--- GIVEN ENTRIES ---

====================

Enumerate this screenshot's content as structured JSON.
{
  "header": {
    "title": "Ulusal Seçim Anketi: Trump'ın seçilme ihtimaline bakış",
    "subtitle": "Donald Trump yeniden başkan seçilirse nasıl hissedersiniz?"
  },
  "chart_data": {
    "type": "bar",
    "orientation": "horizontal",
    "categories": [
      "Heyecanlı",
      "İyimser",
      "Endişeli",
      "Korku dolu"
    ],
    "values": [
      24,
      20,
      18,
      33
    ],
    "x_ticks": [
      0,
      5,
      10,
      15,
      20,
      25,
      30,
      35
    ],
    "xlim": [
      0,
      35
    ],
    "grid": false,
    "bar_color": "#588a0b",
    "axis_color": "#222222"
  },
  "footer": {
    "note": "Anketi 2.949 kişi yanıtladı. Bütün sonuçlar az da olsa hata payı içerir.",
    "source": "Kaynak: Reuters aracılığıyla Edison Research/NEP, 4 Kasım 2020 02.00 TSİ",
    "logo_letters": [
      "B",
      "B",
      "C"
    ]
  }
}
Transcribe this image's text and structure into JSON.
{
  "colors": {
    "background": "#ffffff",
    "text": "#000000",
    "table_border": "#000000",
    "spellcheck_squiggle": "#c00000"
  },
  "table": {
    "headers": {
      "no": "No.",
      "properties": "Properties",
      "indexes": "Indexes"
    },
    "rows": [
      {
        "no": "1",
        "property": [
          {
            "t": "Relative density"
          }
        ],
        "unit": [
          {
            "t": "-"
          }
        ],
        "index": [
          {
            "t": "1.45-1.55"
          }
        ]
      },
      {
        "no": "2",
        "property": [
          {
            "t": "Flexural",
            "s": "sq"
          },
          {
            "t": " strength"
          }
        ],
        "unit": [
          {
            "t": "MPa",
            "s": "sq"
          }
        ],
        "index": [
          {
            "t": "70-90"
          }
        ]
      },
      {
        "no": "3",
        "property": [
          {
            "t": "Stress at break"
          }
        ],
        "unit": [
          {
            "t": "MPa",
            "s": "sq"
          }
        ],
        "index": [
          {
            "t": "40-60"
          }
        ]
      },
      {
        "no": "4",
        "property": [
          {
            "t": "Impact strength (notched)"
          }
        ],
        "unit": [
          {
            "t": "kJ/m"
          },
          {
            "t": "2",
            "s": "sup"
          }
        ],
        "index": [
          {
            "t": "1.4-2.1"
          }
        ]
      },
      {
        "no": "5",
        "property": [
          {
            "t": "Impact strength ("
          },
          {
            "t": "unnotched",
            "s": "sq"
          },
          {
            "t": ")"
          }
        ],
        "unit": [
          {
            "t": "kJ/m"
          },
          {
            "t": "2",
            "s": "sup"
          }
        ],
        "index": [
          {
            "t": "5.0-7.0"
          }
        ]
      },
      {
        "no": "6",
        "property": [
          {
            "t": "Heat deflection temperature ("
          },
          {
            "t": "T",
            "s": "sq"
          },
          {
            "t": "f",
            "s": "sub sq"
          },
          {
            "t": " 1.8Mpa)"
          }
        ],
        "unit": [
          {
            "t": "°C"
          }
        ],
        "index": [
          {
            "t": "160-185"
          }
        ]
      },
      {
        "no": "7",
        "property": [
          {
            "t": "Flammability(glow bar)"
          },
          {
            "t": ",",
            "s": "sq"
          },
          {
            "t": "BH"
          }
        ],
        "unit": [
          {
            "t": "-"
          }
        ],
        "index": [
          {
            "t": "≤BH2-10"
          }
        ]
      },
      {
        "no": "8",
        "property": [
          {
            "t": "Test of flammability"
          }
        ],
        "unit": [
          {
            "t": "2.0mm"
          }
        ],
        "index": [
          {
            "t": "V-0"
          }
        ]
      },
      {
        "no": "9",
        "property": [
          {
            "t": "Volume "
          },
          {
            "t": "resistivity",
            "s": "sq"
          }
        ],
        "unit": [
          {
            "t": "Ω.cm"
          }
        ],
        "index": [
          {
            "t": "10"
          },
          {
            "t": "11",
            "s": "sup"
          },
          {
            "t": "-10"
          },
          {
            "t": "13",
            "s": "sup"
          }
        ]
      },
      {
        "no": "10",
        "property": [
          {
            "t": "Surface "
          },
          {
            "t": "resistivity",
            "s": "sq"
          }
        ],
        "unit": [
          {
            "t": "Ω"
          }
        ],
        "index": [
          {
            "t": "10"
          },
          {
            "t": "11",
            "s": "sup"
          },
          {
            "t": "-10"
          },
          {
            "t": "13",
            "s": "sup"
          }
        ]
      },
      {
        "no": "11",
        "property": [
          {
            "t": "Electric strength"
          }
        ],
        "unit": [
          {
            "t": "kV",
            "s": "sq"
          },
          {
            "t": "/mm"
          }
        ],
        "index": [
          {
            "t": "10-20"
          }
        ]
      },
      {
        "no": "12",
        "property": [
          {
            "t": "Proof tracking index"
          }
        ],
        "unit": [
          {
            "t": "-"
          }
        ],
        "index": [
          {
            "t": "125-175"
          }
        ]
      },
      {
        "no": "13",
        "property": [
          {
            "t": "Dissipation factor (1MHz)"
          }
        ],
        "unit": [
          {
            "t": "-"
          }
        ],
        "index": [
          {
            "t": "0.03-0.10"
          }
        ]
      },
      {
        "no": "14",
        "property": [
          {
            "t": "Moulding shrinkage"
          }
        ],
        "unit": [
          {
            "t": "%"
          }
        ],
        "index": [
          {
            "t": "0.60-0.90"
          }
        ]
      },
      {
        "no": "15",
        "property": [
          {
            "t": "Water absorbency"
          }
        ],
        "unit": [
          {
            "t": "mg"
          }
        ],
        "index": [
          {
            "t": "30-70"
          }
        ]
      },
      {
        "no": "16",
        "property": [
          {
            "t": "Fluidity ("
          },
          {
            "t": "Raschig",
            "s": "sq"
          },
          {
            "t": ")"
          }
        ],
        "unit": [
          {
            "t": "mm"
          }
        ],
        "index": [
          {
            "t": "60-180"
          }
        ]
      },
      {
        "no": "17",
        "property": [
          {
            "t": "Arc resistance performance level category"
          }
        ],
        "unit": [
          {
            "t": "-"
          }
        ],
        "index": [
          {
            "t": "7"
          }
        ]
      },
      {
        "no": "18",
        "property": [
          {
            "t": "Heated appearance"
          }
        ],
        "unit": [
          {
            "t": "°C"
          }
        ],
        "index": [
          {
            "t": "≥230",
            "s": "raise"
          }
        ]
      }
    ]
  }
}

====================

Among the lines of the material, find those that hold the word "this" and copy them.

--- FULL RESPONSE ---
Enumerate this screenshot's content as structured JSON.
Transcribe this image's text and structure into JSON.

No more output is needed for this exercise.